TO DO: In the listing below, identify each line with the word "если" and return those lines.

RAW RECORDS:
>>>
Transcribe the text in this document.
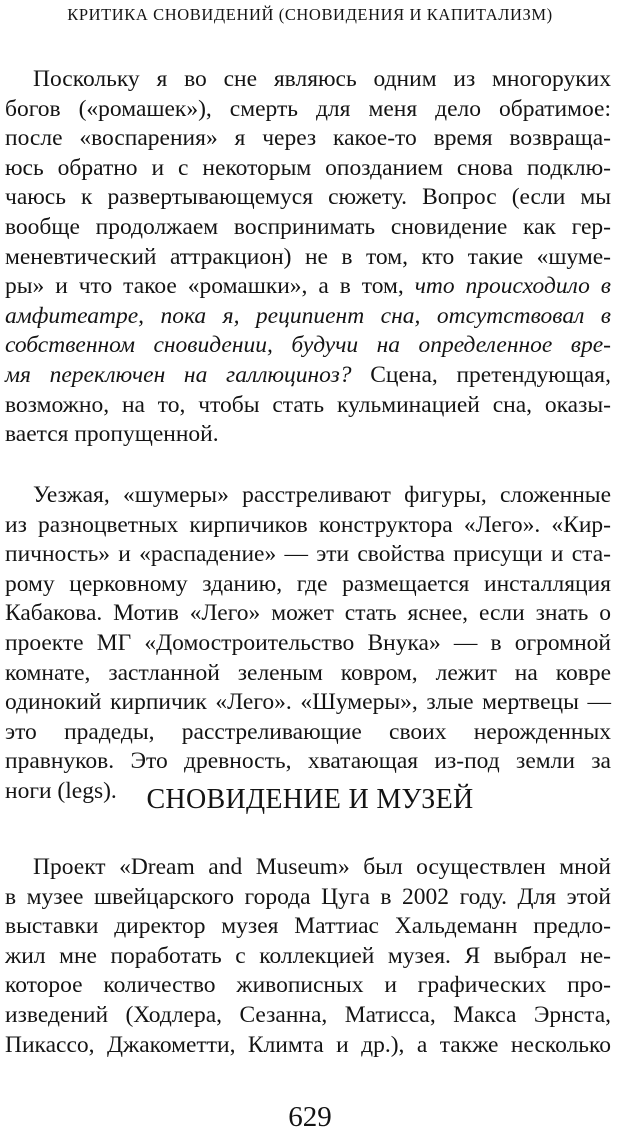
КРИТИКА СНОВИДЕНИЙ (СНОВИДЕНИЯ И КАПИТАЛИЗМ)
Поскольку я во сне являюсь одним из многоруких
богов («ромашек»), смерть для меня дело обратимое:
после «воспарения» я через какое-то время возвраща-
юсь обратно и с некоторым опозданием снова подклю-
чаюсь к развертывающемуся сюжету. Вопрос (если мы
вообще продолжаем воспринимать сновидение как гер-
меневтический аттракцион) не в том, кто такие «шуме-
ры» и что такое «ромашки», а в том, что происходило в
амфитеатре, пока я, реципиент сна, отсутствовал в
собственном сновидении, будучи на определенное вре-
мя переключен на галлюциноз? Сцена, претендующая,
возможно, на то, чтобы стать кульминацией сна, оказы-
вается пропущенной.
Уезжая, «шумеры» расстреливают фигуры, сложенные
из разноцветных кирпичиков конструктора «Лего». «Кир-
пичность» и «распадение» — эти свойства присущи и ста-
рому церковному зданию, где размещается инсталляция
Кабакова. Мотив «Лего» может стать яснее, если знать о
проекте МГ «Домостроительство Внука» — в огромной
комнате, застланной зеленым ковром, лежит на ковре
одинокий кирпичик «Лего». «Шумеры», злые мертвецы —
это прадеды, расстреливающие своих нерожденных
правнуков. Это древность, хватающая из-под земли за
ноги (legs).	СНОВИДЕНИЕ И МУЗЕЙ
Проект «Dream and Museum» был осуществлен мной
в музее швейцарского города Цуга в 2002 году. Для этой
выставки директор музея Маттиас Хальдеманн предло-
жил мне поработать с коллекцией музея. Я выбрал не-
которое количество живописных и графических про-
изведений (Ходлера, Сезанна, Матисса, Макса Эрнста,
Пикассо, Джакометти, Климта и др.), а также несколько
629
<<<
COMPLETE OUTPUT:
чаюсь к развертывающемуся сюжету. Вопрос (если мы
Кабакова. Мотив «Лего» может стать яснее, если знать о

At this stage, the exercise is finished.